-- START --

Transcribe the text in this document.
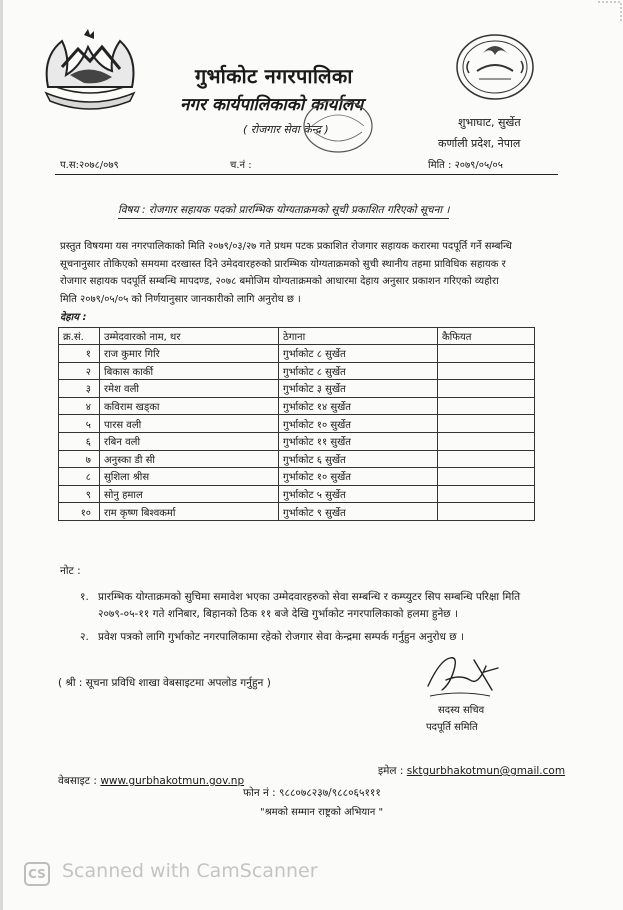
गुर्भाकोट नगरपालिका
नगर कार्यपालिकाको कार्यालय
( रोजगार सेवा केन्द्र )
शुभाघाट, सुर्खेत
कर्णाली प्रदेश, नेपाल
प.स:२०७८/०७९	च.नं :	मिति : २०७९/०५/०५
विषय : रोजगार सहायक पदको प्रारम्भिक योग्यताक्रमको सूची प्रकाशित गरिएको सूचना ।
प्रस्तुत विषयमा यस नगरपालिकाको मिति २०७९/०३/२७ गते प्रथम पटक प्रकाशित रोजगार सहायक करारमा पदपूर्ति गर्ने सम्बन्धि
सूचनानुसार तोकिएको समयमा दरखास्त दिने उमेदवारहरुको प्रारम्भिक योग्यताक्रमको सुची स्थानीय तहमा प्राविधिक सहायक र
रोजगार सहायक पदपूर्ति सम्बन्धि मापदण्ड, २०७८ बमोजिम योग्यताक्रमको आधारमा देहाय अनुसार प्रकाशन गरिएको व्यहोरा
मिति २०७९/०५/०५ को निर्णयानुसार जानकारीको लागि अनुरोध छ ।
देहाय :
क्र.सं.	उम्मेदवारको नाम, थर	ठेगाना	कैफियत
१	राज कुमार गिरि	गुर्भाकोट ८ सुर्खेत	
२	बिकास कार्की	गुर्भाकोट ८ सुर्खेत	
३	रमेश वली	गुर्भाकोट ३ सुर्खेत	
४	कविराम खड्का	गुर्भाकोट १४ सुर्खेत	
५	पारस वली	गुर्भाकोट १० सुर्खेत	
६	रबिन वली	गुर्भाकोट ११ सुर्खेत	
७	अनुस्का डी सी	गुर्भाकोट ६ सुर्खेत	
८	सुशिला श्रीस	गुर्भाकोट १० सुर्खेत	
९	सोनु हमाल	गुर्भाकोट ५ सुर्खेत	
१०	राम कृष्ण बिश्वकर्मा	गुर्भाकोट ९ सुर्खेत	
नोट :
१. प्रारम्भिक योग्ताक्रमको सुचिमा समावेश भएका उम्मेदवारहरुको सेवा सम्बन्धि र कम्प्युटर सिप सम्बन्धि परिक्षा मिति
२०७९-०५-११ गते शनिबार, बिहानको ठिक ११ बजे देखि गुर्भाकोट नगरपालिकाको हलमा हुनेछ ।
२. प्रवेश पत्रको लागि गुर्भाकोट नगरपालिकामा रहेको रोजगार सेवा केन्द्रमा सम्पर्क गर्नुहुन अनुरोध छ ।
( श्री : सूचना प्रविधि शाखा वेबसाइटमा अपलोड गर्नुहुन )
सदस्य सचिव
पदपूर्ति समिति
इमेल : sktgurbhakotmun@gmail.com
वेबसाइट : www.gurbhakotmun.gov.np
फोन नं : ९८८०७८२३७/९८८०६५१११
"श्रमको सम्मान राष्ट्रको अभियान "
CS Scanned with CamScanner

-- END --

Requirement: Pull out and copy each line containing the string "नगरप".

Correct answer:
गुर्भाकोट नगरपालिका
प्रस्तुत विषयमा यस नगरपालिकाको मिति २०७९/०३/२७ गते प्रथम पटक प्रकाशित रोजगार सहायक करारमा पदपूर्ति गर्ने सम्बन्धि
२०७९-०५-११ गते शनिबार, बिहानको ठिक ११ बजे देखि गुर्भाकोट नगरपालिकाको हलमा हुनेछ ।
२. प्रवेश पत्रको लागि गुर्भाकोट नगरपालिकामा रहेको रोजगार सेवा केन्द्रमा सम्पर्क गर्नुहुन अनुरोध छ ।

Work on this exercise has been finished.